PROBLEM DETAILS:
Omit every picture while repeating the entries exactly.
[start DATASET ROWS]
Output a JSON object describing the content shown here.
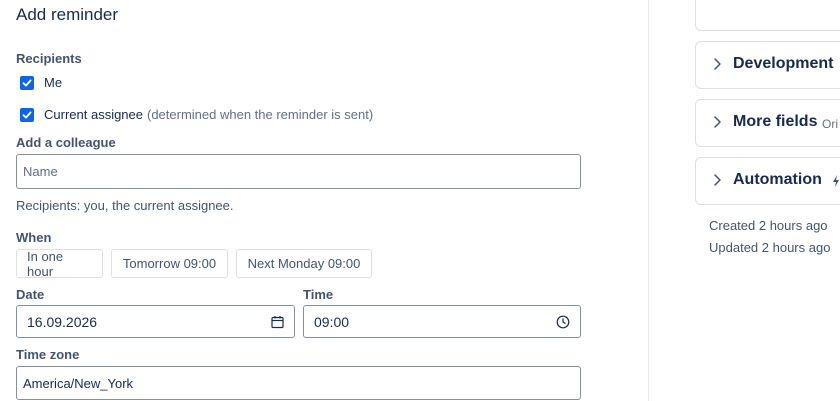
{
  "reminder": {
    "title": "Add reminder",
    "recipients_label": "Recipients",
    "recipient_me": "Me",
    "recipient_assignee": "Current assignee",
    "recipient_assignee_note": "(determined when the reminder is sent)",
    "colleague_label": "Add a colleague",
    "colleague_placeholder": "Name",
    "recipients_summary": "Recipients: you, the current assignee.",
    "when_label": "When",
    "quick_options": [
      "In one hour",
      "Tomorrow 09:00",
      "Next Monday 09:00"
    ],
    "date_label": "Date",
    "date_value": "16.09.2026",
    "time_label": "Time",
    "time_value": "09:00",
    "timezone_label": "Time zone",
    "timezone_value": "America/New_York",
    "me_checked": true,
    "assignee_checked": true
  },
  "side_panel": {
    "sections": [
      {
        "title": "Development",
        "extra": ""
      },
      {
        "title": "More fields",
        "extra": "Ori"
      },
      {
        "title": "Automation",
        "extra": ""
      }
    ],
    "created": "Created 2 hours ago",
    "updated": "Updated 2 hours ago"
  },
  "colors": {
    "accent": "#0c66e4",
    "text": "#172b4d",
    "muted": "#626f86",
    "border": "#8590a2"
  }
}
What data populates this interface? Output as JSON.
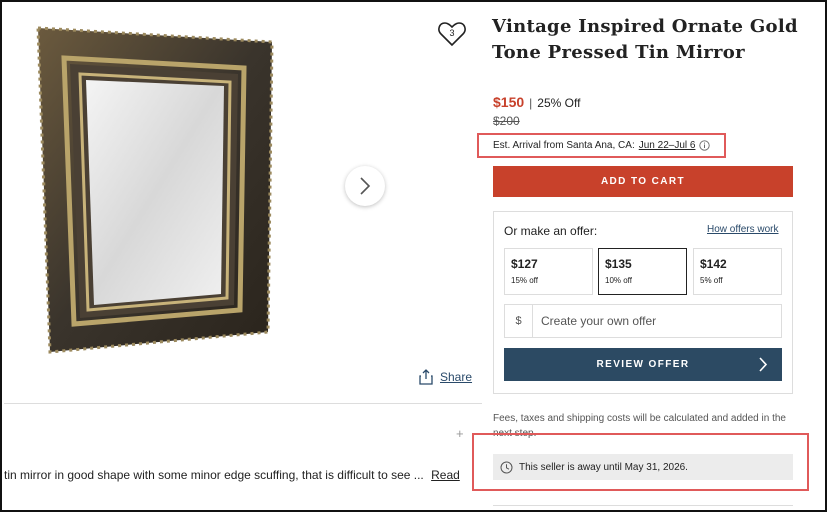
[end DATASET ROWS]
FINISHED ANSWER:
Output a JSON object describing the content shown here.
{
  "reminder": {
    "title": "Add reminder",
    "recipients_label": "Recipients",
    "recipient_me": "Me",
    "recipient_assignee": "Current assignee",
    "recipient_assignee_note": "(determined when the reminder is sent)",
    "colleague_label": "Add a colleague",
    "colleague_placeholder": "Name",
    "recipients_summary": "Recipients: you, the current assignee.",
    "when_label": "When",
    "quick_options": [
      "In one hour",
      "Tomorrow 09:00",
      "Next Monday 09:00"
    ],
    "date_label": "Date",
    "date_value": "16.09.2026",
    "time_label": "Time",
    "time_value": "09:00",
    "timezone_label": "Time zone",
    "timezone_value": "America/New_York",
    "me_checked": true,
    "assignee_checked": true
  },
  "side_panel": {
    "sections": [
      {
        "title": "Development",
        "extra": ""
      },
      {
        "title": "More fields",
        "extra": "Ori"
      },
      {
        "title": "Automation",
        "extra": ""
      }
    ],
    "created": "Created 2 hours ago",
    "updated": "Updated 2 hours ago"
  },
  "colors": {
    "accent": "#0c66e4",
    "text": "#172b4d",
    "muted": "#626f86",
    "border": "#8590a2"
  }
}
What data populates this interface? Output as JSON.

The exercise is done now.